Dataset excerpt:
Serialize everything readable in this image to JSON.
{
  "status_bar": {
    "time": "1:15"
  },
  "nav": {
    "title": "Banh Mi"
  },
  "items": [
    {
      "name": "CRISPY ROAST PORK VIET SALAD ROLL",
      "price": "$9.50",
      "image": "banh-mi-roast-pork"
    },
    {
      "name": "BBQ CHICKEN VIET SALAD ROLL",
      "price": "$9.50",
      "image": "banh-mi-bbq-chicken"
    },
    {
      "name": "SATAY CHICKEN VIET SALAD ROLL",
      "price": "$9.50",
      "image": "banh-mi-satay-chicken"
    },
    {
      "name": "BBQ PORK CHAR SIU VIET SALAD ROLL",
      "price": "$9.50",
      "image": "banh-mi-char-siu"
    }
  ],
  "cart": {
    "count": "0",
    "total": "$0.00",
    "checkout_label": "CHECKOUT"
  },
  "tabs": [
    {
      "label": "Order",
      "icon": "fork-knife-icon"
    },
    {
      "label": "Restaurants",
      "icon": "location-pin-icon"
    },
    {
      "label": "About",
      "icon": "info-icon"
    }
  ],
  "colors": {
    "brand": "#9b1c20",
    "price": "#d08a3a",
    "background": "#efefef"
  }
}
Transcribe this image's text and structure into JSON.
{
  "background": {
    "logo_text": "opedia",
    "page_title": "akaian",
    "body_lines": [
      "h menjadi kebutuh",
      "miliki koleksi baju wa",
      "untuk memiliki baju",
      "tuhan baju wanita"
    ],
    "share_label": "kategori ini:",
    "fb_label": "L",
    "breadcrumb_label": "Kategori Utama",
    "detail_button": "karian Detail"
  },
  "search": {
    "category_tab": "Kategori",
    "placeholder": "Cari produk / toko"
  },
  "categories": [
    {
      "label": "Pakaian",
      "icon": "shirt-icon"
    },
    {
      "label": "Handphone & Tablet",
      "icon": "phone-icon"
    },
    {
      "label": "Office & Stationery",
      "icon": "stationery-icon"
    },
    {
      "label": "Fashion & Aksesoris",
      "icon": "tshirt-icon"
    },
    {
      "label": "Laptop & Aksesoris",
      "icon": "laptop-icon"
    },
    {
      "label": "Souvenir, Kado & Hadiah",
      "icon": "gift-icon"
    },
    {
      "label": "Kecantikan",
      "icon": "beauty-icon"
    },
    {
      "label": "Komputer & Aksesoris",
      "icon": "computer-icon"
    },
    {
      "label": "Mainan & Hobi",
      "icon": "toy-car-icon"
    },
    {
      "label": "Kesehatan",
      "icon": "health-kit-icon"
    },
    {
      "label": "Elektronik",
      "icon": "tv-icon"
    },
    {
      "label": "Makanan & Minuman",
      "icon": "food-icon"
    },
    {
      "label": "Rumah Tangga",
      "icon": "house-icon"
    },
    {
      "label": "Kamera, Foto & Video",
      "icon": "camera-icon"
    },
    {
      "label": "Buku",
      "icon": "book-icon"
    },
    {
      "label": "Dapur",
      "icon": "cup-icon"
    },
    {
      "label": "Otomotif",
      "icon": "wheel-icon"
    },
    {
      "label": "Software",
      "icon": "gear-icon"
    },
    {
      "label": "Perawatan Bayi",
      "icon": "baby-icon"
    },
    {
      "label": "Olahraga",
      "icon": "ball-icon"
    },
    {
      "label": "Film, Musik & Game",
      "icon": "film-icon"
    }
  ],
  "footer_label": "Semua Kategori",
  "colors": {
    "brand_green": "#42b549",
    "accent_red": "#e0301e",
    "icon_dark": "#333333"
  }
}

WRITTEN EXERCISE >> Check each line of the records above for the string "ROLL", and report every line that has it.

WORKED ANSWER >>
      "name": "CRISPY ROAST PORK VIET SALAD ROLL",
      "name": "BBQ CHICKEN VIET SALAD ROLL",
      "name": "SATAY CHICKEN VIET SALAD ROLL",
      "name": "BBQ PORK CHAR SIU VIET SALAD ROLL",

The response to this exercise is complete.